(WHAT YOU SHOULD DO): Copy out the data below as written; omit any images.
==== RECORD EXTRACTS
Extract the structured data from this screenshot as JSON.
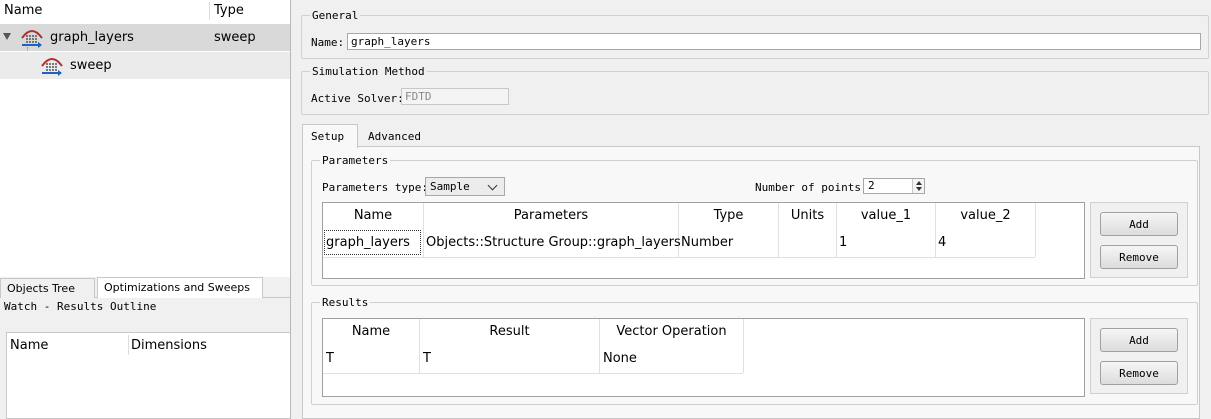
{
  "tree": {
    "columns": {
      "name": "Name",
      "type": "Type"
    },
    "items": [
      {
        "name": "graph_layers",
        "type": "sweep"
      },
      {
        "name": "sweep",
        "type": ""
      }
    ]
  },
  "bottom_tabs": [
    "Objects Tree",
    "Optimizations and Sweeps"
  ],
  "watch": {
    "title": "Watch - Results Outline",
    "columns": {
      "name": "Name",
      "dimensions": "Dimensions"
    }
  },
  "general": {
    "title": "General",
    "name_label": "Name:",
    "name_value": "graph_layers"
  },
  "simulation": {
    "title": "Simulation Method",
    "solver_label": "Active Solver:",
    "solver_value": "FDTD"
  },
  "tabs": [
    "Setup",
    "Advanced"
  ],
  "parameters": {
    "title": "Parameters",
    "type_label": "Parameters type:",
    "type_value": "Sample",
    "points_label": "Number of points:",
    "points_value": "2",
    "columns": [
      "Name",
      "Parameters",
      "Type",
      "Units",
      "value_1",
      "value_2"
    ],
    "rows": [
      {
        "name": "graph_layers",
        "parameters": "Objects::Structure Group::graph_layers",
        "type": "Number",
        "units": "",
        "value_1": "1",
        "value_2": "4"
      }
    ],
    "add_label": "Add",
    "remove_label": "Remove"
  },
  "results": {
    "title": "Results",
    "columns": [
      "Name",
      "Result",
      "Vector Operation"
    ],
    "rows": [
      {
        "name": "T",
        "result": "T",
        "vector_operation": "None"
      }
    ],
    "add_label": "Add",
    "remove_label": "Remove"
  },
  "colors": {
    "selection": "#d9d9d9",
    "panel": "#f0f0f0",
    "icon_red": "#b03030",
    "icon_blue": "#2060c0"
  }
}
========
(ANSWER TO THE EXERCISE):
Extract the structured data from this screenshot as JSON.
{
  "tree": {
    "columns": {
      "name": "Name",
      "type": "Type"
    },
    "items": [
      {
        "name": "graph_layers",
        "type": "sweep"
      },
      {
        "name": "sweep",
        "type": ""
      }
    ]
  },
  "bottom_tabs": [
    "Objects Tree",
    "Optimizations and Sweeps"
  ],
  "watch": {
    "title": "Watch - Results Outline",
    "columns": {
      "name": "Name",
      "dimensions": "Dimensions"
    }
  },
  "general": {
    "title": "General",
    "name_label": "Name:",
    "name_value": "graph_layers"
  },
  "simulation": {
    "title": "Simulation Method",
    "solver_label": "Active Solver:",
    "solver_value": "FDTD"
  },
  "tabs": [
    "Setup",
    "Advanced"
  ],
  "parameters": {
    "title": "Parameters",
    "type_label": "Parameters type:",
    "type_value": "Sample",
    "points_label": "Number of points:",
    "points_value": "2",
    "columns": [
      "Name",
      "Parameters",
      "Type",
      "Units",
      "value_1",
      "value_2"
    ],
    "rows": [
      {
        "name": "graph_layers",
        "parameters": "Objects::Structure Group::graph_layers",
        "type": "Number",
        "units": "",
        "value_1": "1",
        "value_2": "4"
      }
    ],
    "add_label": "Add",
    "remove_label": "Remove"
  },
  "results": {
    "title": "Results",
    "columns": [
      "Name",
      "Result",
      "Vector Operation"
    ],
    "rows": [
      {
        "name": "T",
        "result": "T",
        "vector_operation": "None"
      }
    ],
    "add_label": "Add",
    "remove_label": "Remove"
  },
  "colors": {
    "selection": "#d9d9d9",
    "panel": "#f0f0f0",
    "icon_red": "#b03030",
    "icon_blue": "#2060c0"
  }
}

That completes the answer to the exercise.